• **Excerpt from a dataset**:
###
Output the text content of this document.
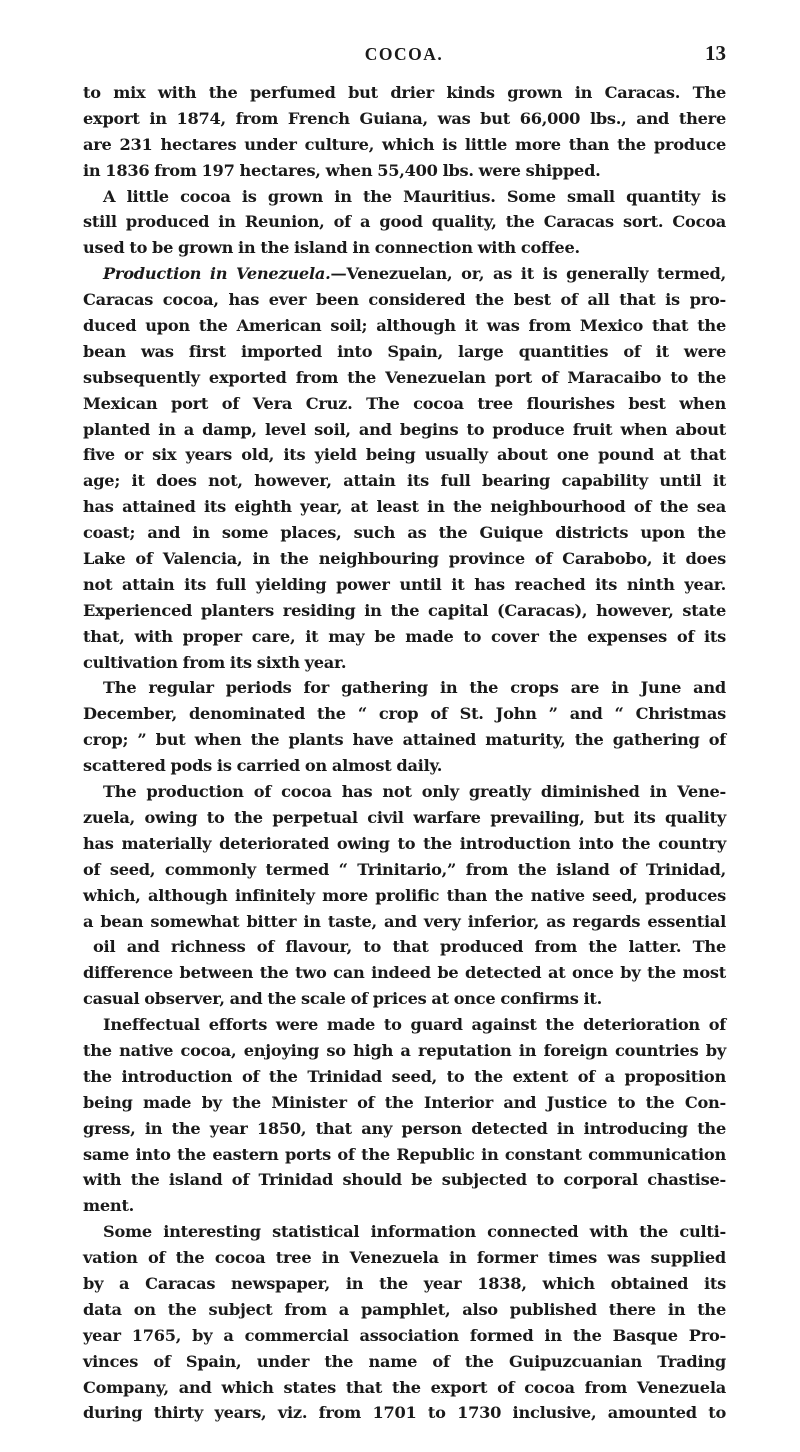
COCOA.	13
to mix with the perfumed but drier kinds grown in Caracas. The
export in 1874, from French Guiana, was but 66,000 lbs., and there
are 231 hectares under culture, which is little more than the produce
in 1836 from 197 hectares, when 55,400 lbs. were shipped.
A little cocoa is grown in the Mauritius. Some small quantity is
still produced in Reunion, of a good quality, the Caracas sort. Cocoa
used to be grown in the island in connection with coffee.
Production in Venezuela.—Venezuelan, or, as it is generally termed,
Caracas cocoa, has ever been considered the best of all that is pro-
duced upon the American soil; although it was from Mexico that the
bean was first imported into Spain, large quantities of it were
subsequently exported from the Venezuelan port of Maracaibo to the
Mexican port of Vera Cruz. The cocoa tree flourishes best when
planted in a damp, level soil, and begins to produce fruit when about
five or six years old, its yield being usually about one pound at that
age; it does not, however, attain its full bearing capability until it
has attained its eighth year, at least in the neighbourhood of the sea
coast; and in some places, such as the Guique districts upon the
Lake of Valencia, in the neighbouring province of Carabobo, it does
not attain its full yielding power until it has reached its ninth year.
Experienced planters residing in the capital (Caracas), however, state
that, with proper care, it may be made to cover the expenses of its
cultivation from its sixth year.
The regular periods for gathering in the crops are in June and
December, denominated the “ crop of St. John ” and “ Christmas
crop; ” but when the plants have attained maturity, the gathering of
scattered pods is carried on almost daily.
The production of cocoa has not only greatly diminished in Vene-
zuela, owing to the perpetual civil warfare prevailing, but its quality
has materially deteriorated owing to the introduction into the country
of seed, commonly termed “ Trinitario,” from the island of Trinidad,
which, although infinitely more prolific than the native seed, produces
a bean somewhat bitter in taste, and very inferior, as regards essential
oil and richness of flavour, to that produced from the latter. The
difference between the two can indeed be detected at once by the most
casual observer, and the scale of prices at once confirms it.
Ineffectual efforts were made to guard against the deterioration of
the native cocoa, enjoying so high a reputation in foreign countries by
the introduction of the Trinidad seed, to the extent of a proposition
being made by the Minister of the Interior and Justice to the Con-
gress, in the year 1850, that any person detected in introducing the
same into the eastern ports of the Republic in constant communication
with the island of Trinidad should be subjected to corporal chastise-
ment.
Some interesting statistical information connected with the culti-
vation of the cocoa tree in Venezuela in former times was supplied
by a Caracas newspaper, in the year 1838, which obtained its
data on the subject from a pamphlet, also published there in the
year 1765, by a commercial association formed in the Basque Pro-
vinces of Spain, under the name of the Guipuzcuanian Trading
Company, and which states that the export of cocoa from Venezuela
during thirty years, viz. from 1701 to 1730 inclusive, amounted to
###
• **Exercise instructions**:
Extract every line that has the string "Venezuelan" in it.

• **Answer to the task**:
Production in Venezuela.—Venezuelan, or, as it is generally termed,
subsequently exported from the Venezuelan port of Maracaibo to the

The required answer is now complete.